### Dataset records
□ □ □ □ □
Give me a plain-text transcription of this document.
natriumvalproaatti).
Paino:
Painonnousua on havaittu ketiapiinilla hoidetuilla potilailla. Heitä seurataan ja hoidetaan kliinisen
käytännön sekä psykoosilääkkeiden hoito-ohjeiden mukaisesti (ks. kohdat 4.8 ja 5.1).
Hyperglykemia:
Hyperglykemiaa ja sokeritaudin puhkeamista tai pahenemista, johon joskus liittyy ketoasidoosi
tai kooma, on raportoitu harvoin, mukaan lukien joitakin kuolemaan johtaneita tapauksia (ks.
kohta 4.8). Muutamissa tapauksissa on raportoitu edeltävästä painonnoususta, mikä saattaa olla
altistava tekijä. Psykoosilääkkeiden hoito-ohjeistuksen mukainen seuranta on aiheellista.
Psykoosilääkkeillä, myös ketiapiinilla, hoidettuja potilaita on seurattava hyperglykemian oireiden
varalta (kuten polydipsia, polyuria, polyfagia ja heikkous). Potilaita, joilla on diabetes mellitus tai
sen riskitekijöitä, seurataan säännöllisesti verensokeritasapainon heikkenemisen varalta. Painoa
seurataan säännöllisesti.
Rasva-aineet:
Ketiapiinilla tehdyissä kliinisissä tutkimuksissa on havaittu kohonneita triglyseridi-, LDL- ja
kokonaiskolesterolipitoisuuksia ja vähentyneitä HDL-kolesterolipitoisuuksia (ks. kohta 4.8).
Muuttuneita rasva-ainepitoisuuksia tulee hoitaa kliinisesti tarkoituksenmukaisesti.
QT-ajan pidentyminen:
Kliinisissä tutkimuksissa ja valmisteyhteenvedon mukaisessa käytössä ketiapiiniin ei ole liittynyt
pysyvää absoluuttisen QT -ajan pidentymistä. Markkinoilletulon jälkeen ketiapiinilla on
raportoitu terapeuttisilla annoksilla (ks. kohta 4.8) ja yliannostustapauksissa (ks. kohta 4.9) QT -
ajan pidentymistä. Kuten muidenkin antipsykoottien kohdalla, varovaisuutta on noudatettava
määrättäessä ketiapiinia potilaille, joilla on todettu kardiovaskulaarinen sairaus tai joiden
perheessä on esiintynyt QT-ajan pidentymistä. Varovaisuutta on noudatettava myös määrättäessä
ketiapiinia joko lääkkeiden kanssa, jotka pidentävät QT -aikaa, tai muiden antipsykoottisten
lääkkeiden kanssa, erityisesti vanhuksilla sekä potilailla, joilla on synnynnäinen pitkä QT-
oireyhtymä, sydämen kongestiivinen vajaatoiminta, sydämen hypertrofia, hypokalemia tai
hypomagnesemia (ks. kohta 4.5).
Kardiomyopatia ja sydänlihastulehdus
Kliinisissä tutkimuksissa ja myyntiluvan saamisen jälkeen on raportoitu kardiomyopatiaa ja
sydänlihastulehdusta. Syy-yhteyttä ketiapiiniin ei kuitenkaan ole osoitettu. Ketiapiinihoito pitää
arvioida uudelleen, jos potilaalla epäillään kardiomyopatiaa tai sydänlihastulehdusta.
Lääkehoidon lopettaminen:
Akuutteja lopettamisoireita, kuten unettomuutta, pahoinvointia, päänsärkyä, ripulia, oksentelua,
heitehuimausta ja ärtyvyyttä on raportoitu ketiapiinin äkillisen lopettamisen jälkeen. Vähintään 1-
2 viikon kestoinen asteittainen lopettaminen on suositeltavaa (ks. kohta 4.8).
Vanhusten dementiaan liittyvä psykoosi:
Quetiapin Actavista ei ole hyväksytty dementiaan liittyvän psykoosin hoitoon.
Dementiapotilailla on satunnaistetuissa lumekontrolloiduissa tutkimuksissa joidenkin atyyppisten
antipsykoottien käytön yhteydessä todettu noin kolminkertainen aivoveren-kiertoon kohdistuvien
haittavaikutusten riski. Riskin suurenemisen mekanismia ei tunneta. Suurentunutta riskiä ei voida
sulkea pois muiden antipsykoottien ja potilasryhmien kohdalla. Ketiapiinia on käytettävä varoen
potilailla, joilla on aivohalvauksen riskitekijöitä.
□ □ □ □ □
Repeat the data in its entirety, character for character.

### RESPONSE
Give me a plain-text transcription of this document.
natriumvalproaatti).
Paino:
Painonnousua on havaittu ketiapiinilla hoidetuilla potilailla. Heitä seurataan ja hoidetaan kliinisen
käytännön sekä psykoosilääkkeiden hoito-ohjeiden mukaisesti (ks. kohdat 4.8 ja 5.1).
Hyperglykemia:
Hyperglykemiaa ja sokeritaudin puhkeamista tai pahenemista, johon joskus liittyy ketoasidoosi
tai kooma, on raportoitu harvoin, mukaan lukien joitakin kuolemaan johtaneita tapauksia (ks.
kohta 4.8). Muutamissa tapauksissa on raportoitu edeltävästä painonnoususta, mikä saattaa olla
altistava tekijä. Psykoosilääkkeiden hoito-ohjeistuksen mukainen seuranta on aiheellista.
Psykoosilääkkeillä, myös ketiapiinilla, hoidettuja potilaita on seurattava hyperglykemian oireiden
varalta (kuten polydipsia, polyuria, polyfagia ja heikkous). Potilaita, joilla on diabetes mellitus tai
sen riskitekijöitä, seurataan säännöllisesti verensokeritasapainon heikkenemisen varalta. Painoa
seurataan säännöllisesti.
Rasva-aineet:
Ketiapiinilla tehdyissä kliinisissä tutkimuksissa on havaittu kohonneita triglyseridi-, LDL- ja
kokonaiskolesterolipitoisuuksia ja vähentyneitä HDL-kolesterolipitoisuuksia (ks. kohta 4.8).
Muuttuneita rasva-ainepitoisuuksia tulee hoitaa kliinisesti tarkoituksenmukaisesti.
QT-ajan pidentyminen:
Kliinisissä tutkimuksissa ja valmisteyhteenvedon mukaisessa käytössä ketiapiiniin ei ole liittynyt
pysyvää absoluuttisen QT -ajan pidentymistä. Markkinoilletulon jälkeen ketiapiinilla on
raportoitu terapeuttisilla annoksilla (ks. kohta 4.8) ja yliannostustapauksissa (ks. kohta 4.9) QT -
ajan pidentymistä. Kuten muidenkin antipsykoottien kohdalla, varovaisuutta on noudatettava
määrättäessä ketiapiinia potilaille, joilla on todettu kardiovaskulaarinen sairaus tai joiden
perheessä on esiintynyt QT-ajan pidentymistä. Varovaisuutta on noudatettava myös määrättäessä
ketiapiinia joko lääkkeiden kanssa, jotka pidentävät QT -aikaa, tai muiden antipsykoottisten
lääkkeiden kanssa, erityisesti vanhuksilla sekä potilailla, joilla on synnynnäinen pitkä QT-
oireyhtymä, sydämen kongestiivinen vajaatoiminta, sydämen hypertrofia, hypokalemia tai
hypomagnesemia (ks. kohta 4.5).
Kardiomyopatia ja sydänlihastulehdus
Kliinisissä tutkimuksissa ja myyntiluvan saamisen jälkeen on raportoitu kardiomyopatiaa ja
sydänlihastulehdusta. Syy-yhteyttä ketiapiiniin ei kuitenkaan ole osoitettu. Ketiapiinihoito pitää
arvioida uudelleen, jos potilaalla epäillään kardiomyopatiaa tai sydänlihastulehdusta.
Lääkehoidon lopettaminen:
Akuutteja lopettamisoireita, kuten unettomuutta, pahoinvointia, päänsärkyä, ripulia, oksentelua,
heitehuimausta ja ärtyvyyttä on raportoitu ketiapiinin äkillisen lopettamisen jälkeen. Vähintään 1-
2 viikon kestoinen asteittainen lopettaminen on suositeltavaa (ks. kohta 4.8).
Vanhusten dementiaan liittyvä psykoosi:
Quetiapin Actavista ei ole hyväksytty dementiaan liittyvän psykoosin hoitoon.
Dementiapotilailla on satunnaistetuissa lumekontrolloiduissa tutkimuksissa joidenkin atyyppisten
antipsykoottien käytön yhteydessä todettu noin kolminkertainen aivoveren-kiertoon kohdistuvien
haittavaikutusten riski. Riskin suurenemisen mekanismia ei tunneta. Suurentunutta riskiä ei voida
sulkea pois muiden antipsykoottien ja potilasryhmien kohdalla. Ketiapiinia on käytettävä varoen
potilailla, joilla on aivohalvauksen riskitekijöitä.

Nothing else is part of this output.